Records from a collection
:::::

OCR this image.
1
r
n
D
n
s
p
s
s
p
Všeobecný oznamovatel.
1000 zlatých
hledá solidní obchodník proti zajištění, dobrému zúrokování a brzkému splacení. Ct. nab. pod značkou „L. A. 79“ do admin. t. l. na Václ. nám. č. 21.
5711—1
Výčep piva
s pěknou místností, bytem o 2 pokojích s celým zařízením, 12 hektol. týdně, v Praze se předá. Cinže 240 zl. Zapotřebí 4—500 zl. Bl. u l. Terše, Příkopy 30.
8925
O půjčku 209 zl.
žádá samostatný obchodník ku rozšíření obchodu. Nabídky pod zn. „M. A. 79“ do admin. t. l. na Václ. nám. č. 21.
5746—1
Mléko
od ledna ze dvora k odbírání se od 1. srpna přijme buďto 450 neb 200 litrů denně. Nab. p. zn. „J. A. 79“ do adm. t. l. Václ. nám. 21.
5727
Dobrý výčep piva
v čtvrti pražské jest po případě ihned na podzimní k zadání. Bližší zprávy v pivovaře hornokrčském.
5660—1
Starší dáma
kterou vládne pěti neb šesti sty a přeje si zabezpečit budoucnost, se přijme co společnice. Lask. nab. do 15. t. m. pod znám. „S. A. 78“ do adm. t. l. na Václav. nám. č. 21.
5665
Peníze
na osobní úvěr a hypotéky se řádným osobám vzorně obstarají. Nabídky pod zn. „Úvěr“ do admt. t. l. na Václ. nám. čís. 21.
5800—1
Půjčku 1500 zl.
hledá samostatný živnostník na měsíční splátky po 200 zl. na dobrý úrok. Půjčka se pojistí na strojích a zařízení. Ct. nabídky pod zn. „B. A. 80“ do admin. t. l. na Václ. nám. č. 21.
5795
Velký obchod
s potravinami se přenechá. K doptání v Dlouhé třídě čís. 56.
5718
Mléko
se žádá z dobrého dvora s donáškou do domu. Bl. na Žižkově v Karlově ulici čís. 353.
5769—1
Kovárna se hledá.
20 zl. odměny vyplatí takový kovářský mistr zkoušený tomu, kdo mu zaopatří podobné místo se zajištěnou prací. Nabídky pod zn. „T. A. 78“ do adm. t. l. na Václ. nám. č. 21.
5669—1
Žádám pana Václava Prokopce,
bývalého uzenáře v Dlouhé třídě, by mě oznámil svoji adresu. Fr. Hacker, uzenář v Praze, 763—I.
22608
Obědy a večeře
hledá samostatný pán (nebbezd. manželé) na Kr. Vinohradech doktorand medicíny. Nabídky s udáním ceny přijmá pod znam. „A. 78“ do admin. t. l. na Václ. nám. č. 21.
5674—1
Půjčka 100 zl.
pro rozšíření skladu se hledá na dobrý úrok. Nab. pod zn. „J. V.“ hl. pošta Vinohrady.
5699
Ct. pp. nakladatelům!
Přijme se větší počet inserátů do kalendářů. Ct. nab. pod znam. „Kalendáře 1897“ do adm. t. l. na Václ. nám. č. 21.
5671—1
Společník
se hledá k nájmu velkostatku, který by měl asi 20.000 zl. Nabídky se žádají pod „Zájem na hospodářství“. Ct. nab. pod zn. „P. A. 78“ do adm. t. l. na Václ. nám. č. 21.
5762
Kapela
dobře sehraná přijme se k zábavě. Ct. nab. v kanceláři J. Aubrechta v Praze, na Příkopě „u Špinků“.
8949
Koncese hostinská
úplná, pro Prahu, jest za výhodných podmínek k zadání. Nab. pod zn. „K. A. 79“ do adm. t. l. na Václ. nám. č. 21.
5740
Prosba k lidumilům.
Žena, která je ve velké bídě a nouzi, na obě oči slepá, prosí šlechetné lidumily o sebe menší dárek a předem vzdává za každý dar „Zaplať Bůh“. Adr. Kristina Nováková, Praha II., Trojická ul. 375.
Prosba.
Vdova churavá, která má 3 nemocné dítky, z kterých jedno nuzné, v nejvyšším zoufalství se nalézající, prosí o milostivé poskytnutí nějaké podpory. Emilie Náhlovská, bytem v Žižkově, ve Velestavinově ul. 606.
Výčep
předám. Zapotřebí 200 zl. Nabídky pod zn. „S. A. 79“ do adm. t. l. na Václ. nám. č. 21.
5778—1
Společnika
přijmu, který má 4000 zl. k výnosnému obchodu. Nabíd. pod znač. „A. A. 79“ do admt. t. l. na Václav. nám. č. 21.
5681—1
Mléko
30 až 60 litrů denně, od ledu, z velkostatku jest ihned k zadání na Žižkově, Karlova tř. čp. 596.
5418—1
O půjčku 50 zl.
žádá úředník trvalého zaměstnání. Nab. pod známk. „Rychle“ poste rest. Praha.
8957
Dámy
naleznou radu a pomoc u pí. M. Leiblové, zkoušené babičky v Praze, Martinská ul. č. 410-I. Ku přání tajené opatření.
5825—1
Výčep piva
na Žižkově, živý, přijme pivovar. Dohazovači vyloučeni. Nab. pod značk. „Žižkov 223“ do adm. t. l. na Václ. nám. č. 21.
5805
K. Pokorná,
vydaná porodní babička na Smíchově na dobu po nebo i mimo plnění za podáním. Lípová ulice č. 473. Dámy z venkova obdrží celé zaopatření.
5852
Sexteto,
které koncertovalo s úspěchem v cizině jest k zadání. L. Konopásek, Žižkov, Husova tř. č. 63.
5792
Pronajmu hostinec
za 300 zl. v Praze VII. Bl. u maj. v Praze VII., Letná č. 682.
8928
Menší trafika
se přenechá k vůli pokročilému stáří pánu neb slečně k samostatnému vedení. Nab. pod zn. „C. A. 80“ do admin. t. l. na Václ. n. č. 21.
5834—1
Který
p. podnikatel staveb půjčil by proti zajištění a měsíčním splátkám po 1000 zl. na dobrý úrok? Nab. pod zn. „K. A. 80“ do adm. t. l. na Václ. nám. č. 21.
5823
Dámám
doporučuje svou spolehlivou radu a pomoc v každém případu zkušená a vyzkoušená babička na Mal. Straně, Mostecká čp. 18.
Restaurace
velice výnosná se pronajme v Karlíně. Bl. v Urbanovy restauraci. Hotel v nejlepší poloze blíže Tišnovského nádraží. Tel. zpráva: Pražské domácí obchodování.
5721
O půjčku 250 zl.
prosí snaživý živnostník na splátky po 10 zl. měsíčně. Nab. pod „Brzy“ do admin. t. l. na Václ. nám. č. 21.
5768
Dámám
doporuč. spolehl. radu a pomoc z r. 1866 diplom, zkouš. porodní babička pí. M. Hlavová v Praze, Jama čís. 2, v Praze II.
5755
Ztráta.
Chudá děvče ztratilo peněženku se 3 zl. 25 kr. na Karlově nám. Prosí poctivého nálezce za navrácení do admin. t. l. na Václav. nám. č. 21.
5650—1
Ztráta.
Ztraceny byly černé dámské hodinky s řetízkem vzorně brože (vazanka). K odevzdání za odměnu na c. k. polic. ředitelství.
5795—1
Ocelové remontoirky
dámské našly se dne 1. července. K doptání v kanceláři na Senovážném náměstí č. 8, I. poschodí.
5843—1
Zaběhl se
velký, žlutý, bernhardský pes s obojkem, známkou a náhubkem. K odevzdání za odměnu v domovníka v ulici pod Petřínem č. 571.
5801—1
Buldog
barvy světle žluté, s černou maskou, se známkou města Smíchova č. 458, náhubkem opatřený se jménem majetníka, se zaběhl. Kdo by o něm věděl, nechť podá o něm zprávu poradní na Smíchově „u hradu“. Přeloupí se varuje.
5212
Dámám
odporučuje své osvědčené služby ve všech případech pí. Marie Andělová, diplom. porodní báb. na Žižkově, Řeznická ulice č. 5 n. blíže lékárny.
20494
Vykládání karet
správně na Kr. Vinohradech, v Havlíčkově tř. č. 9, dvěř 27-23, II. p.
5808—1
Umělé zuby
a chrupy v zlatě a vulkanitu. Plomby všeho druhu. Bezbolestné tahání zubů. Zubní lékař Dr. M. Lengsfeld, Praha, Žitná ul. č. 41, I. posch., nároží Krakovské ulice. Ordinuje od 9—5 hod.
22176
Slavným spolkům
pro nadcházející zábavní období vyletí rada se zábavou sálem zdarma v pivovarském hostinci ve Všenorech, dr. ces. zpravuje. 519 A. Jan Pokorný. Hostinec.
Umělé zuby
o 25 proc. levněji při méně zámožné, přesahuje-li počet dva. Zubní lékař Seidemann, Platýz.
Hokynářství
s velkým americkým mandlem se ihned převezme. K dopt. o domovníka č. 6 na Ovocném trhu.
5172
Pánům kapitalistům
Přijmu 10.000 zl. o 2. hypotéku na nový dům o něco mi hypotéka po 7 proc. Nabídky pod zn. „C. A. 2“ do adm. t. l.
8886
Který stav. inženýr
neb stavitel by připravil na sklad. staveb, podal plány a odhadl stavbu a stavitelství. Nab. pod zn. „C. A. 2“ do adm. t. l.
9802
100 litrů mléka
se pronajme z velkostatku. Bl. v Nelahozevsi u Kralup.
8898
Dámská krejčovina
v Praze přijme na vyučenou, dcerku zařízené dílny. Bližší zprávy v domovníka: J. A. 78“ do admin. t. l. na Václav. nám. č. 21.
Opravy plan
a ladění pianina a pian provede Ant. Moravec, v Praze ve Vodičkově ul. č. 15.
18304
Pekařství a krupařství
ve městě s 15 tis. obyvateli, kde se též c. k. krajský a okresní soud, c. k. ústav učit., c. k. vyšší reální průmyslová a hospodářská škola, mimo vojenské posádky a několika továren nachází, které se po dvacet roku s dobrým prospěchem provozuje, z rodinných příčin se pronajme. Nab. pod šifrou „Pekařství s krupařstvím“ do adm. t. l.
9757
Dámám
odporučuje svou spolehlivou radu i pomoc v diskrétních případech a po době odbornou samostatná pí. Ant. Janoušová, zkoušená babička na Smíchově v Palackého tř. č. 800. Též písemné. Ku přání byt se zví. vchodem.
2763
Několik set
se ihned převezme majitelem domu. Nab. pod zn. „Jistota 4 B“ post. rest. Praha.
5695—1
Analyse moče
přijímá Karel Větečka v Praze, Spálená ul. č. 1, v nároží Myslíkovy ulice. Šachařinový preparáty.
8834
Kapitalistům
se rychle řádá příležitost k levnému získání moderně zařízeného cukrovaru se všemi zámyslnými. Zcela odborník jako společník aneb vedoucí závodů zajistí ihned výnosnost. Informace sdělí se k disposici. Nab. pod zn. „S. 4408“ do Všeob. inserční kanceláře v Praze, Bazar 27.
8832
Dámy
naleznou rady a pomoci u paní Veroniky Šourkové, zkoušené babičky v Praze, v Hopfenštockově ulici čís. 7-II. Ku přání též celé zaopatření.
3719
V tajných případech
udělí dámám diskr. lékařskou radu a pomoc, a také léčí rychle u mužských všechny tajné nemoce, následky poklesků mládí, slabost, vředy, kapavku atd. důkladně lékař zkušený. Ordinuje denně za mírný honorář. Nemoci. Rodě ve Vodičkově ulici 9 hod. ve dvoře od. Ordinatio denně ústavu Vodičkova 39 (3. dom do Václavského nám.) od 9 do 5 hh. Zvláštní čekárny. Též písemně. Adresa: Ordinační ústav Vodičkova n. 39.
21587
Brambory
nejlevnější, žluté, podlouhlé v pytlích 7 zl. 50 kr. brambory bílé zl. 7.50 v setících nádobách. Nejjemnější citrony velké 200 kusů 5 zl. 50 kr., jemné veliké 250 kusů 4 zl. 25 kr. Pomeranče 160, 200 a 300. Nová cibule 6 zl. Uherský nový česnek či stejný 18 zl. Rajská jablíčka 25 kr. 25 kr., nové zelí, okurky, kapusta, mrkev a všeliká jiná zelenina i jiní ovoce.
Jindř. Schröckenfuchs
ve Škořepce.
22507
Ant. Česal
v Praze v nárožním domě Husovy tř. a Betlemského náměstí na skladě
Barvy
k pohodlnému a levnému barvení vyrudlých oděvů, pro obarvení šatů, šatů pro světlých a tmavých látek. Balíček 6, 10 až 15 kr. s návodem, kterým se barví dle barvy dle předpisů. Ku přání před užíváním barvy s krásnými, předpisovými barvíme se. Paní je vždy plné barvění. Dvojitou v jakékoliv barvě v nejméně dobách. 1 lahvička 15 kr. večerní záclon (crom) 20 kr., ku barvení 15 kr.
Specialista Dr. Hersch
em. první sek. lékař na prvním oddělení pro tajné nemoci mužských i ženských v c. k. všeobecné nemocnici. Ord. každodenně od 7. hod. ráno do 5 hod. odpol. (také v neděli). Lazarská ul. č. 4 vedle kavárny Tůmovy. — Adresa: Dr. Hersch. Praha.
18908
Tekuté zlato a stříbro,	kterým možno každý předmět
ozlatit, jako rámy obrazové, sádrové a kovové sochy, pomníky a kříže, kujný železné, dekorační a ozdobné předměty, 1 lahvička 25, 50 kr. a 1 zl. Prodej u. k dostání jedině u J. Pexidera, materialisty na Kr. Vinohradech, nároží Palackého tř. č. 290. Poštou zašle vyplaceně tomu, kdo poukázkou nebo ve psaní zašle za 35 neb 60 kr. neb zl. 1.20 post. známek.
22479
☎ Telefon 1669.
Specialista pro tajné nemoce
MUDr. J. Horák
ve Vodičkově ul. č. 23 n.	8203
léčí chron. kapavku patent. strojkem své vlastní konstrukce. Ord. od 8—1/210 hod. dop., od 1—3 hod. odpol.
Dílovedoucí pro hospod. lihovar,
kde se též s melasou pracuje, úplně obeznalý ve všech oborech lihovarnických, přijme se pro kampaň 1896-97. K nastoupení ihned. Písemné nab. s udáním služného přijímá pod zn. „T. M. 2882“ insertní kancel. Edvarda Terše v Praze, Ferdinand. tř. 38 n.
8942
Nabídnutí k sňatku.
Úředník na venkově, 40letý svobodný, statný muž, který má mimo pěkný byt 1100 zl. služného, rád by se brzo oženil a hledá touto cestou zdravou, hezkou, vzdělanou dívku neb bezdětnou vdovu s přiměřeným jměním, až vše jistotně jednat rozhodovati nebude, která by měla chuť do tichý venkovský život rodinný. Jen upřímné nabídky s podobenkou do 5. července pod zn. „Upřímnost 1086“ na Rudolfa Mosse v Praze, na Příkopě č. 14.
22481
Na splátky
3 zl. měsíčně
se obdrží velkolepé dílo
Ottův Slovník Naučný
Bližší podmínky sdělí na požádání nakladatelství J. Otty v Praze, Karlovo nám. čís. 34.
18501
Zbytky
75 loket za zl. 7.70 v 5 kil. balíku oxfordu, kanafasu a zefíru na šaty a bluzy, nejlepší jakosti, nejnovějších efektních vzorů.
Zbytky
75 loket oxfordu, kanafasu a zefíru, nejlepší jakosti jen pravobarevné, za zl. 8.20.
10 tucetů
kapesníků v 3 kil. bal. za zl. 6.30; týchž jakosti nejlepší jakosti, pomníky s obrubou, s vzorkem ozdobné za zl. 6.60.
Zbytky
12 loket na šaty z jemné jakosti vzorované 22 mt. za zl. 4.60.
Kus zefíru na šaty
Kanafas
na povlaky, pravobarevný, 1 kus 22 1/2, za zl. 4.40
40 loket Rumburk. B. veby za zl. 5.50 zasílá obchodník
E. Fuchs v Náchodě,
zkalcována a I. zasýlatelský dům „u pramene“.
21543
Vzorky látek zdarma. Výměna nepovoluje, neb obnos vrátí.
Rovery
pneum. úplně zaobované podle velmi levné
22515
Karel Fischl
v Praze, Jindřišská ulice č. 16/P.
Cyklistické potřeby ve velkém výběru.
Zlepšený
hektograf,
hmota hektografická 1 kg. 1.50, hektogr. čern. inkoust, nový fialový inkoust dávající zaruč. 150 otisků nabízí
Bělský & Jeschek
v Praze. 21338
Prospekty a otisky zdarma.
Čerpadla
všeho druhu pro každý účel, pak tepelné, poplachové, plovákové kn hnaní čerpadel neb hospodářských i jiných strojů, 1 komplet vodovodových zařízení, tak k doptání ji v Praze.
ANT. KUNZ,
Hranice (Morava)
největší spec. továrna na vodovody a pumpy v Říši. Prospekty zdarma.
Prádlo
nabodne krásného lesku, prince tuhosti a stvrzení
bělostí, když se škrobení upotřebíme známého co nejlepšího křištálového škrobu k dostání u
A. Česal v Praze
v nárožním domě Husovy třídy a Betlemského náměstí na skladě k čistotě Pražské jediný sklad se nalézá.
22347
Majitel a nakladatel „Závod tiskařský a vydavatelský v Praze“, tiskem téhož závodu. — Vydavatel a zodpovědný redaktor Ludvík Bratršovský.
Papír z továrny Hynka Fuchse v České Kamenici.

:::::

_Task prompt_.
Which lines in the listing above hold the word "celé"? Show each of them.

_Response to this task_.
vydaná porodní babička na Smíchově na dobu po nebo i mimo plnění za podáním. Lípová ulice č. 473. Dámy z venkova obdrží celé zaopatření.
naleznou rady a pomoci u paní Veroniky Šourkové, zkoušené babičky v Praze, v Hopfenštockově ulici čís. 7-II. Ku přání též celé zaopatření.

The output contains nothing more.